[Dataset rows]

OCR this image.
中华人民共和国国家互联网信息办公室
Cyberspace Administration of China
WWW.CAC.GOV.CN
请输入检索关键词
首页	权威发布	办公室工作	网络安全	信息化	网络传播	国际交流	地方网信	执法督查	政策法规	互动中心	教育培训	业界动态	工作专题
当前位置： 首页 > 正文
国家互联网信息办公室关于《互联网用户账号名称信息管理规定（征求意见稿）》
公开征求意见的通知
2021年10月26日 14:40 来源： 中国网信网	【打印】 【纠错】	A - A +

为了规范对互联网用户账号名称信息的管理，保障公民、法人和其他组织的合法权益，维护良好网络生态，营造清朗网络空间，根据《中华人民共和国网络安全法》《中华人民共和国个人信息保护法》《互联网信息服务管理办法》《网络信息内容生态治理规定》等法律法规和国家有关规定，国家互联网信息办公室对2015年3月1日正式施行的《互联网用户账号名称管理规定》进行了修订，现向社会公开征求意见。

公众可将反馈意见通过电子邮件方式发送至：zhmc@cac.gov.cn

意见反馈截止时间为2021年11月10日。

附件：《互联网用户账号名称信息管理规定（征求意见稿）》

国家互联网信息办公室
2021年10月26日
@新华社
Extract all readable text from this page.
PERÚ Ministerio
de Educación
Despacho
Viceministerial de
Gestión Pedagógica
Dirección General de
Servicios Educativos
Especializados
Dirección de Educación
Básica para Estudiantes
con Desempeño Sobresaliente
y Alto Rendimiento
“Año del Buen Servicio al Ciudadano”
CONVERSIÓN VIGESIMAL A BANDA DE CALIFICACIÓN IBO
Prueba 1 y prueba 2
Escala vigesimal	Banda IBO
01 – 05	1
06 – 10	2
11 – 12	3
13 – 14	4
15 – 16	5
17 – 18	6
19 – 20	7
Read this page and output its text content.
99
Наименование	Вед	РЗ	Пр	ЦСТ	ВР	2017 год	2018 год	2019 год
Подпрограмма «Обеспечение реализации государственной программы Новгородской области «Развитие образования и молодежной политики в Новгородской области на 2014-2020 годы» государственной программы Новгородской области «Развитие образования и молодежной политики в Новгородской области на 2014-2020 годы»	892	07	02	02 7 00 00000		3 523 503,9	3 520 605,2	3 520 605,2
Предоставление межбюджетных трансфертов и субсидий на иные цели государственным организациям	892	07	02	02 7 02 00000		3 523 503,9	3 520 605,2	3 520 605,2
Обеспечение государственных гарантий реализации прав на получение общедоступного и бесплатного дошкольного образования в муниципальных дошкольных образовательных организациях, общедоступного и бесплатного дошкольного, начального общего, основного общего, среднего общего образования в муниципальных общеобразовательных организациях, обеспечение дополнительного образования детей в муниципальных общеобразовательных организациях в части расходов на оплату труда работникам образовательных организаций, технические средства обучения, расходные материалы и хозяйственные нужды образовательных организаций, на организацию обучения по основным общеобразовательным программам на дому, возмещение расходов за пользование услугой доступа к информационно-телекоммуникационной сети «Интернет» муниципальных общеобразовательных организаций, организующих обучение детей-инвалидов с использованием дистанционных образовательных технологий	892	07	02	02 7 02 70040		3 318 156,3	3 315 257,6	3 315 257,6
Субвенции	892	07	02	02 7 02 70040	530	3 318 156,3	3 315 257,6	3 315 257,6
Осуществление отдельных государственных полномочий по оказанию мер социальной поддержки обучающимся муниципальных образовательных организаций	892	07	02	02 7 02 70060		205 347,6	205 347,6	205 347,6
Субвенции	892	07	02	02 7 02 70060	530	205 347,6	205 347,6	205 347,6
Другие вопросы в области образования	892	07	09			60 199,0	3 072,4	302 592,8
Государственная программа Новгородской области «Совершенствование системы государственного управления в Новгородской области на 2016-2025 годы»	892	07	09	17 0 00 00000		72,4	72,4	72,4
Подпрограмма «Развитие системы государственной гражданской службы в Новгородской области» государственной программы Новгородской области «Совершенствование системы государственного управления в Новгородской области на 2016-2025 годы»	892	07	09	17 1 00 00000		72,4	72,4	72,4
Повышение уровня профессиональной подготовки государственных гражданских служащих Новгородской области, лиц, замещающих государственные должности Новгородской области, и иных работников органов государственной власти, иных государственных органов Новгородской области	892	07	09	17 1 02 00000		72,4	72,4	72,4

▶ **GIVEN PROBLEM**: Show every line from the listing above in which the string "互联网用户账号名称信息管理规定" appears.

▶ **WRITTEN SOLUTION**:
国家互联网信息办公室关于《互联网用户账号名称信息管理规定（征求意见稿）》
附件：《互联网用户账号名称信息管理规定（征求意见稿）》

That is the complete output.